━━━━━ Data records

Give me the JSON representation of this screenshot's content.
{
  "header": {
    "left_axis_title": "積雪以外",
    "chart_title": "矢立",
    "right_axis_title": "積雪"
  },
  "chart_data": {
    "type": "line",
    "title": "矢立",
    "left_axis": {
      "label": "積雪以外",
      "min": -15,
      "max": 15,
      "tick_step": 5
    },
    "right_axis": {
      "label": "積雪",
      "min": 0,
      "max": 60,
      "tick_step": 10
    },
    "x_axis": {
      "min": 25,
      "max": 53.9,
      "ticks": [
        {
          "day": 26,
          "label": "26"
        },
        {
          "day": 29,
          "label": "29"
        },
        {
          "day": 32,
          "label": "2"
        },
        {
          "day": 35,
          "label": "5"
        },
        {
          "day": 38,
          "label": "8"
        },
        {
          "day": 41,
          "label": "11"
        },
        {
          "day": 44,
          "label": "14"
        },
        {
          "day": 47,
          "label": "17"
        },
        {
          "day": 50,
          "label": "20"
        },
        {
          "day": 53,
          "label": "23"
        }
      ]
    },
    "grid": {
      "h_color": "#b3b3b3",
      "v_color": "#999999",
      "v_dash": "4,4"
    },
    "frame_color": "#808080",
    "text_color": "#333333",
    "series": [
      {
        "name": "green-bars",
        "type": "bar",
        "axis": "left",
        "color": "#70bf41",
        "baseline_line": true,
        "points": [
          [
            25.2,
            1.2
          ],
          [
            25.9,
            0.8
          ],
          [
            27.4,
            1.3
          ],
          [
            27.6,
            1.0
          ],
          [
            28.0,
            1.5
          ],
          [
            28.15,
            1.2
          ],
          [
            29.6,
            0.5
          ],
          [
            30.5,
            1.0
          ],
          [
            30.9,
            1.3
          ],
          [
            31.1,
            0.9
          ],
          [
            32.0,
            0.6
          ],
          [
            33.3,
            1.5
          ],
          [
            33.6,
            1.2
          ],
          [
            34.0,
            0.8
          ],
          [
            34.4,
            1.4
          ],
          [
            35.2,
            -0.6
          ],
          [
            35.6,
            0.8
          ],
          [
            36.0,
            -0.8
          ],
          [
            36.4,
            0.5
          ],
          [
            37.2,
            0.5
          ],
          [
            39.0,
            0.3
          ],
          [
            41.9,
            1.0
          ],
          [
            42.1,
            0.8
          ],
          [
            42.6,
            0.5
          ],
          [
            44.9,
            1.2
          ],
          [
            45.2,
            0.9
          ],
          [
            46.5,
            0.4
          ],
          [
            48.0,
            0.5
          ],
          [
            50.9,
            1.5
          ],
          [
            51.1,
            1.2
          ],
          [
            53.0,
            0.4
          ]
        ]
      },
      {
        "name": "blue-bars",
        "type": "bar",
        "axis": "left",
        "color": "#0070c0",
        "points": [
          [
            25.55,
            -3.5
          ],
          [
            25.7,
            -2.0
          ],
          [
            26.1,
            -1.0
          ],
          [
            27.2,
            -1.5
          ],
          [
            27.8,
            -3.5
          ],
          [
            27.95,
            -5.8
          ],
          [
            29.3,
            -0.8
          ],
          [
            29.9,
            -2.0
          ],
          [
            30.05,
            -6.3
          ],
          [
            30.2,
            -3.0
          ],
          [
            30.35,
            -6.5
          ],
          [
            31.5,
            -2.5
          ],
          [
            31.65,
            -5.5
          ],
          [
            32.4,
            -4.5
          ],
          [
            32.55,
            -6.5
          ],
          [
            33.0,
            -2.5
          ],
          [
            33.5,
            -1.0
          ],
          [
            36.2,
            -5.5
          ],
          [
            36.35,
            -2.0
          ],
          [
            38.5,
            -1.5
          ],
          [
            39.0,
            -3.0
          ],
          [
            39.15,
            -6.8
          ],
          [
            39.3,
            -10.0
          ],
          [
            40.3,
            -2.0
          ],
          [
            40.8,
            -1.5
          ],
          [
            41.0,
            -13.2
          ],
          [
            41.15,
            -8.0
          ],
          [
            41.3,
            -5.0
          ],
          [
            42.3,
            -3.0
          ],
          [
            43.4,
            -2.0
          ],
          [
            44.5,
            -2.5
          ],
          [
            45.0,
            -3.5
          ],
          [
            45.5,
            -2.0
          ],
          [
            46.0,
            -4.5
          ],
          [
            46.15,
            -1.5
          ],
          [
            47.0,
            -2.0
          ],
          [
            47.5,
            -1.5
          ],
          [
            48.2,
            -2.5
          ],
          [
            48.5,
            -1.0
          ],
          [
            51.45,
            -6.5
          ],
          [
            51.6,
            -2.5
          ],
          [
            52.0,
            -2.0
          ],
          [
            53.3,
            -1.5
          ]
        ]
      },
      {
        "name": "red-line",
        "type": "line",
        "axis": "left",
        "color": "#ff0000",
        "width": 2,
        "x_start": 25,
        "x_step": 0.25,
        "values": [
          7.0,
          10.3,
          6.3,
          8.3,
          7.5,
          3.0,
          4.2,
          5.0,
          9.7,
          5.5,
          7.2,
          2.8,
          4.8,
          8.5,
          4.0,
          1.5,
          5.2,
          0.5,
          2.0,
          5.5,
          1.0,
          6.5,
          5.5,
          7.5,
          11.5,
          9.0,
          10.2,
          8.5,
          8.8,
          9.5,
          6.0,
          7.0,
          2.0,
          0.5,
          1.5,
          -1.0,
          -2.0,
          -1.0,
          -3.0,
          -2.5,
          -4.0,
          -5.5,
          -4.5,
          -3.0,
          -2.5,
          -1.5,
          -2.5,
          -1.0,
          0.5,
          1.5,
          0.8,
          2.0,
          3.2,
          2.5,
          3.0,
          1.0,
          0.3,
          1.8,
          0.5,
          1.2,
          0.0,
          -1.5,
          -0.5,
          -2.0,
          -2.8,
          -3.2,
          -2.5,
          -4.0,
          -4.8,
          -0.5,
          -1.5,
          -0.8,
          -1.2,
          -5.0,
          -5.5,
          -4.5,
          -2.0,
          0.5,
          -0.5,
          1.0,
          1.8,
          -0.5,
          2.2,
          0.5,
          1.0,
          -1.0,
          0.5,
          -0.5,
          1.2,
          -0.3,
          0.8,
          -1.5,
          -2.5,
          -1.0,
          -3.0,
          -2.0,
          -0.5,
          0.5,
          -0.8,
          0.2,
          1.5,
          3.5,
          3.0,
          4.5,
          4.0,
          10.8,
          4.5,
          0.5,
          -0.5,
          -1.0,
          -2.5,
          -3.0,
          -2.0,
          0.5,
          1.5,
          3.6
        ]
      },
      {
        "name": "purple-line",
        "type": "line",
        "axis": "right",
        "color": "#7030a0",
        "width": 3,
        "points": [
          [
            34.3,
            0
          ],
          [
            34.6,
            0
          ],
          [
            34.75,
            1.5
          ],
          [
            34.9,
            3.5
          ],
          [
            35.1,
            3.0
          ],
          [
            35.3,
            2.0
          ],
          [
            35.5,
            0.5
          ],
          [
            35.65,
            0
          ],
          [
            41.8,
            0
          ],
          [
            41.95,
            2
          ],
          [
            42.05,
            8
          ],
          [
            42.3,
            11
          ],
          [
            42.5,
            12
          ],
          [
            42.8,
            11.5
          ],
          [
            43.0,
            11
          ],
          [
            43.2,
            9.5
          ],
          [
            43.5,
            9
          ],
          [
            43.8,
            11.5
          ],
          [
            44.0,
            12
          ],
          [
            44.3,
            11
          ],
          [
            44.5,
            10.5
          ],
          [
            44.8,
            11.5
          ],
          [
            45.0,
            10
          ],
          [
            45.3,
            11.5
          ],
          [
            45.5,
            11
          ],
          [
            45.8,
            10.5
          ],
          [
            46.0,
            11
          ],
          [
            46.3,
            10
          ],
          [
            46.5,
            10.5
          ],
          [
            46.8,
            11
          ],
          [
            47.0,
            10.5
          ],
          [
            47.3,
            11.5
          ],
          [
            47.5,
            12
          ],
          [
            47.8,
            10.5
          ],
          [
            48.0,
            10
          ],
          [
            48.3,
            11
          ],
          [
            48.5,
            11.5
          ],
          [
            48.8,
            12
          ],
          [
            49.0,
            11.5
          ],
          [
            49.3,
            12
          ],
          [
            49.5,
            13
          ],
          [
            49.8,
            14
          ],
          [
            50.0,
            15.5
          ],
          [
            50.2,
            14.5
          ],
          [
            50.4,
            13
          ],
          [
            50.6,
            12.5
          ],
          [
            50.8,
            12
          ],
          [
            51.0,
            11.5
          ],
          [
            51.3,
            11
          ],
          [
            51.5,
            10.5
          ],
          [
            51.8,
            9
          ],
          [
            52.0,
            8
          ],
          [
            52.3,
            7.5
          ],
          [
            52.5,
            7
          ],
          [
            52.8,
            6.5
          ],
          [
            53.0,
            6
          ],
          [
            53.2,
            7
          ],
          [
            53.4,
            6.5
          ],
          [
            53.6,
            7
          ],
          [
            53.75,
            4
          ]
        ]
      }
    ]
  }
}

━━━━━━━━━━

» What you will do
In the entries above, identify every line with the string "label".

» Task result
      "label": "積雪以外",
      "label": "積雪",
          "label": "26"
          "label": "29"
          "label": "2"
          "label": "5"
          "label": "8"
          "label": "11"
          "label": "14"
          "label": "17"
          "label": "20"
          "label": "23"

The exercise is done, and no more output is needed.